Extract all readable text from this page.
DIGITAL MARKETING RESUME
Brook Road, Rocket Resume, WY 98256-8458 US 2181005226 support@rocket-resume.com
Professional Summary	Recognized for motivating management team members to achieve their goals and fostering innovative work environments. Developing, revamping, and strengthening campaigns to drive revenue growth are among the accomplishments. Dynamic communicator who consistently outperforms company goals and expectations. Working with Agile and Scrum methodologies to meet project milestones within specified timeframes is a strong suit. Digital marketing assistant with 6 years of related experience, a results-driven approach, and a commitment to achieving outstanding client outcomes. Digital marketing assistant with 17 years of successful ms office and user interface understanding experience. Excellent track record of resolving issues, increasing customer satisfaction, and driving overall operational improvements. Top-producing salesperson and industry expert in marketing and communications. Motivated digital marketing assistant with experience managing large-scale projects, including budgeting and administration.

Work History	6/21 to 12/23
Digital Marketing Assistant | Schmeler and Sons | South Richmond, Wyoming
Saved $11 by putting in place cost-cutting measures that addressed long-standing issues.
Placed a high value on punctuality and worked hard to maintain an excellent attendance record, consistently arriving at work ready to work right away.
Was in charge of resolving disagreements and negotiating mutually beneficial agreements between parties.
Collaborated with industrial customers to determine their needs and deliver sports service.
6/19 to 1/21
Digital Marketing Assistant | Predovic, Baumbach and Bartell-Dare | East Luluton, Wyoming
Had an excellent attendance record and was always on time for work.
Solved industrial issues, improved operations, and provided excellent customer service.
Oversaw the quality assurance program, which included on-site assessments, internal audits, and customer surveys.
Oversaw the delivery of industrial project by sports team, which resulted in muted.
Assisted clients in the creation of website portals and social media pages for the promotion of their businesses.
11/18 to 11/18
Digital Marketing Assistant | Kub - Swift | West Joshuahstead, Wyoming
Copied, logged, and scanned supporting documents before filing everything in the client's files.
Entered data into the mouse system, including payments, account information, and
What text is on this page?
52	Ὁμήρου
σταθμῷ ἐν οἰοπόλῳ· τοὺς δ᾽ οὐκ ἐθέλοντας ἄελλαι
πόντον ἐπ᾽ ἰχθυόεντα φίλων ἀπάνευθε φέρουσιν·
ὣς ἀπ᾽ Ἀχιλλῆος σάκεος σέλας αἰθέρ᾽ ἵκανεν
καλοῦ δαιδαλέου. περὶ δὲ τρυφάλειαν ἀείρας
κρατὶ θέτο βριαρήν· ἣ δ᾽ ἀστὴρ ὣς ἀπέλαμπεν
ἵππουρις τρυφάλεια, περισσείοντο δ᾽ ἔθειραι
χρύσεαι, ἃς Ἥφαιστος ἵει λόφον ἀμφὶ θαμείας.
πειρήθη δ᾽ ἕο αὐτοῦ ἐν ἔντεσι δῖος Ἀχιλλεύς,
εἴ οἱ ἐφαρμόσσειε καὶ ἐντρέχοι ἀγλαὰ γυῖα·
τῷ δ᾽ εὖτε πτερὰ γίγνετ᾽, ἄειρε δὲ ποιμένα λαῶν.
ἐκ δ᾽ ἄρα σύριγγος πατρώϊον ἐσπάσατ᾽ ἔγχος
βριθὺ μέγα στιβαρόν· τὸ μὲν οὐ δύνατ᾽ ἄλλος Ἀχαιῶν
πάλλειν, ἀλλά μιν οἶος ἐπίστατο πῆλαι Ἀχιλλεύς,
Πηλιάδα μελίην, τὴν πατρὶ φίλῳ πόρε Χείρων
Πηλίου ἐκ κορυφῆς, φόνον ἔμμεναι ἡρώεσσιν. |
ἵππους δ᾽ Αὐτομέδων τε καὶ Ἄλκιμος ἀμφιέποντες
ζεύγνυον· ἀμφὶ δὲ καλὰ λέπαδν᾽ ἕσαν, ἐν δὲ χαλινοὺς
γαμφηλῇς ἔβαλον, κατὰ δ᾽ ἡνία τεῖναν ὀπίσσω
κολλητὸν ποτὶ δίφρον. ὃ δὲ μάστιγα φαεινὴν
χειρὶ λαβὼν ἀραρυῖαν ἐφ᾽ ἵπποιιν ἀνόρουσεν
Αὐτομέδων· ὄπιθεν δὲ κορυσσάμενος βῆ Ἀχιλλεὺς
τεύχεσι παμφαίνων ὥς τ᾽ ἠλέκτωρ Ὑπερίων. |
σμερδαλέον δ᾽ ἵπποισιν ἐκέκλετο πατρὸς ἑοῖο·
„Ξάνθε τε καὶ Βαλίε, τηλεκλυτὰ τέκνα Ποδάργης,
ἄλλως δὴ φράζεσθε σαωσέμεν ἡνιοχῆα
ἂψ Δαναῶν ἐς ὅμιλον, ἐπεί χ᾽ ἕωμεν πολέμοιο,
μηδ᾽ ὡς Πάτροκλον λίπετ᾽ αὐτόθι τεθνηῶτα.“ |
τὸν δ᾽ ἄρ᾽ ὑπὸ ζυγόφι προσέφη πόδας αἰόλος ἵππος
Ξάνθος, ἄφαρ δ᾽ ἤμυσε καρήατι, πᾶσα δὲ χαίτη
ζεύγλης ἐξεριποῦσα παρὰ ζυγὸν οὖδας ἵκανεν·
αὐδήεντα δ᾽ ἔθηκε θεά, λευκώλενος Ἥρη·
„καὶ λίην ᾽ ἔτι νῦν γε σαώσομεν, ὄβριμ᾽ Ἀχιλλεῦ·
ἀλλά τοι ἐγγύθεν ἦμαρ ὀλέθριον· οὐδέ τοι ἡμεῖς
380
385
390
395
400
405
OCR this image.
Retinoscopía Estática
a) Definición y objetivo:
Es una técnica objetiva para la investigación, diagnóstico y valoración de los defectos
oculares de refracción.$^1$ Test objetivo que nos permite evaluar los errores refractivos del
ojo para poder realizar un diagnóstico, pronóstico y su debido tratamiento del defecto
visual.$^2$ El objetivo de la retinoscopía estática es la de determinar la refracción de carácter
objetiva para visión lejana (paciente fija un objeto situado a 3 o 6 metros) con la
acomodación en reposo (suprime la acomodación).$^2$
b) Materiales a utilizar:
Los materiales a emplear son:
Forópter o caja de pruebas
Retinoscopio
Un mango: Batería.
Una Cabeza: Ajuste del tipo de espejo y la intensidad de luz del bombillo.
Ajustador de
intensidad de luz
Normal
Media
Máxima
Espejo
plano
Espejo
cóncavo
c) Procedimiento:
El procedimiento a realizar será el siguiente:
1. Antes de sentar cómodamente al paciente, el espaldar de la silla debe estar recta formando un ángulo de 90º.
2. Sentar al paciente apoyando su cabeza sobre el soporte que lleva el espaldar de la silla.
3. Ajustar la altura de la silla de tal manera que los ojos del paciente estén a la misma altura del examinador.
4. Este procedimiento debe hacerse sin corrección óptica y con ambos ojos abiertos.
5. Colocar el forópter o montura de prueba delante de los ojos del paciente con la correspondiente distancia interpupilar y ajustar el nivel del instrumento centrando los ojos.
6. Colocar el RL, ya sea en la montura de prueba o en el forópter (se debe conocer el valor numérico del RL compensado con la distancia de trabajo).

= = =

**THE REQUEST**.
Return all of the above records exactly, leaving no line out.

**RESULT BELOW**.
Extract all readable text from this page.
DIGITAL MARKETING RESUME
Brook Road, Rocket Resume, WY 98256-8458 US 2181005226 support@rocket-resume.com
Professional Summary	Recognized for motivating management team members to achieve their goals and fostering innovative work environments. Developing, revamping, and strengthening campaigns to drive revenue growth are among the accomplishments. Dynamic communicator who consistently outperforms company goals and expectations. Working with Agile and Scrum methodologies to meet project milestones within specified timeframes is a strong suit. Digital marketing assistant with 6 years of related experience, a results-driven approach, and a commitment to achieving outstanding client outcomes. Digital marketing assistant with 17 years of successful ms office and user interface understanding experience. Excellent track record of resolving issues, increasing customer satisfaction, and driving overall operational improvements. Top-producing salesperson and industry expert in marketing and communications. Motivated digital marketing assistant with experience managing large-scale projects, including budgeting and administration.

Work History	6/21 to 12/23
Digital Marketing Assistant | Schmeler and Sons | South Richmond, Wyoming
Saved $11 by putting in place cost-cutting measures that addressed long-standing issues.
Placed a high value on punctuality and worked hard to maintain an excellent attendance record, consistently arriving at work ready to work right away.
Was in charge of resolving disagreements and negotiating mutually beneficial agreements between parties.
Collaborated with industrial customers to determine their needs and deliver sports service.
6/19 to 1/21
Digital Marketing Assistant | Predovic, Baumbach and Bartell-Dare | East Luluton, Wyoming
Had an excellent attendance record and was always on time for work.
Solved industrial issues, improved operations, and provided excellent customer service.
Oversaw the quality assurance program, which included on-site assessments, internal audits, and customer surveys.
Oversaw the delivery of industrial project by sports team, which resulted in muted.
Assisted clients in the creation of website portals and social media pages for the promotion of their businesses.
11/18 to 11/18
Digital Marketing Assistant | Kub - Swift | West Joshuahstead, Wyoming
Copied, logged, and scanned supporting documents before filing everything in the client's files.
Entered data into the mouse system, including payments, account information, and
What text is on this page?
52	Ὁμήρου
σταθμῷ ἐν οἰοπόλῳ· τοὺς δ᾽ οὐκ ἐθέλοντας ἄελλαι
πόντον ἐπ᾽ ἰχθυόεντα φίλων ἀπάνευθε φέρουσιν·
ὣς ἀπ᾽ Ἀχιλλῆος σάκεος σέλας αἰθέρ᾽ ἵκανεν
καλοῦ δαιδαλέου. περὶ δὲ τρυφάλειαν ἀείρας
κρατὶ θέτο βριαρήν· ἣ δ᾽ ἀστὴρ ὣς ἀπέλαμπεν
ἵππουρις τρυφάλεια, περισσείοντο δ᾽ ἔθειραι
χρύσεαι, ἃς Ἥφαιστος ἵει λόφον ἀμφὶ θαμείας.
πειρήθη δ᾽ ἕο αὐτοῦ ἐν ἔντεσι δῖος Ἀχιλλεύς,
εἴ οἱ ἐφαρμόσσειε καὶ ἐντρέχοι ἀγλαὰ γυῖα·
τῷ δ᾽ εὖτε πτερὰ γίγνετ᾽, ἄειρε δὲ ποιμένα λαῶν.
ἐκ δ᾽ ἄρα σύριγγος πατρώϊον ἐσπάσατ᾽ ἔγχος
βριθὺ μέγα στιβαρόν· τὸ μὲν οὐ δύνατ᾽ ἄλλος Ἀχαιῶν
πάλλειν, ἀλλά μιν οἶος ἐπίστατο πῆλαι Ἀχιλλεύς,
Πηλιάδα μελίην, τὴν πατρὶ φίλῳ πόρε Χείρων
Πηλίου ἐκ κορυφῆς, φόνον ἔμμεναι ἡρώεσσιν. |
ἵππους δ᾽ Αὐτομέδων τε καὶ Ἄλκιμος ἀμφιέποντες
ζεύγνυον· ἀμφὶ δὲ καλὰ λέπαδν᾽ ἕσαν, ἐν δὲ χαλινοὺς
γαμφηλῇς ἔβαλον, κατὰ δ᾽ ἡνία τεῖναν ὀπίσσω
κολλητὸν ποτὶ δίφρον. ὃ δὲ μάστιγα φαεινὴν
χειρὶ λαβὼν ἀραρυῖαν ἐφ᾽ ἵπποιιν ἀνόρουσεν
Αὐτομέδων· ὄπιθεν δὲ κορυσσάμενος βῆ Ἀχιλλεὺς
τεύχεσι παμφαίνων ὥς τ᾽ ἠλέκτωρ Ὑπερίων. |
σμερδαλέον δ᾽ ἵπποισιν ἐκέκλετο πατρὸς ἑοῖο·
„Ξάνθε τε καὶ Βαλίε, τηλεκλυτὰ τέκνα Ποδάργης,
ἄλλως δὴ φράζεσθε σαωσέμεν ἡνιοχῆα
ἂψ Δαναῶν ἐς ὅμιλον, ἐπεί χ᾽ ἕωμεν πολέμοιο,
μηδ᾽ ὡς Πάτροκλον λίπετ᾽ αὐτόθι τεθνηῶτα.“ |
τὸν δ᾽ ἄρ᾽ ὑπὸ ζυγόφι προσέφη πόδας αἰόλος ἵππος
Ξάνθος, ἄφαρ δ᾽ ἤμυσε καρήατι, πᾶσα δὲ χαίτη
ζεύγλης ἐξεριποῦσα παρὰ ζυγὸν οὖδας ἵκανεν·
αὐδήεντα δ᾽ ἔθηκε θεά, λευκώλενος Ἥρη·
„καὶ λίην ᾽ ἔτι νῦν γε σαώσομεν, ὄβριμ᾽ Ἀχιλλεῦ·
ἀλλά τοι ἐγγύθεν ἦμαρ ὀλέθριον· οὐδέ τοι ἡμεῖς
380
385
390
395
400
405
OCR this image.
Retinoscopía Estática
a) Definición y objetivo:
Es una técnica objetiva para la investigación, diagnóstico y valoración de los defectos
oculares de refracción.$^1$ Test objetivo que nos permite evaluar los errores refractivos del
ojo para poder realizar un diagnóstico, pronóstico y su debido tratamiento del defecto
visual.$^2$ El objetivo de la retinoscopía estática es la de determinar la refracción de carácter
objetiva para visión lejana (paciente fija un objeto situado a 3 o 6 metros) con la
acomodación en reposo (suprime la acomodación).$^2$
b) Materiales a utilizar:
Los materiales a emplear son:
Forópter o caja de pruebas
Retinoscopio
Un mango: Batería.
Una Cabeza: Ajuste del tipo de espejo y la intensidad de luz del bombillo.
Ajustador de
intensidad de luz
Normal
Media
Máxima
Espejo
plano
Espejo
cóncavo
c) Procedimiento:
El procedimiento a realizar será el siguiente:
1. Antes de sentar cómodamente al paciente, el espaldar de la silla debe estar recta formando un ángulo de 90º.
2. Sentar al paciente apoyando su cabeza sobre el soporte que lleva el espaldar de la silla.
3. Ajustar la altura de la silla de tal manera que los ojos del paciente estén a la misma altura del examinador.
4. Este procedimiento debe hacerse sin corrección óptica y con ambos ojos abiertos.
5. Colocar el forópter o montura de prueba delante de los ojos del paciente con la correspondiente distancia interpupilar y ajustar el nivel del instrumento centrando los ojos.
6. Colocar el RL, ya sea en la montura de prueba o en el forópter (se debe conocer el valor numérico del RL compensado con la distancia de trabajo).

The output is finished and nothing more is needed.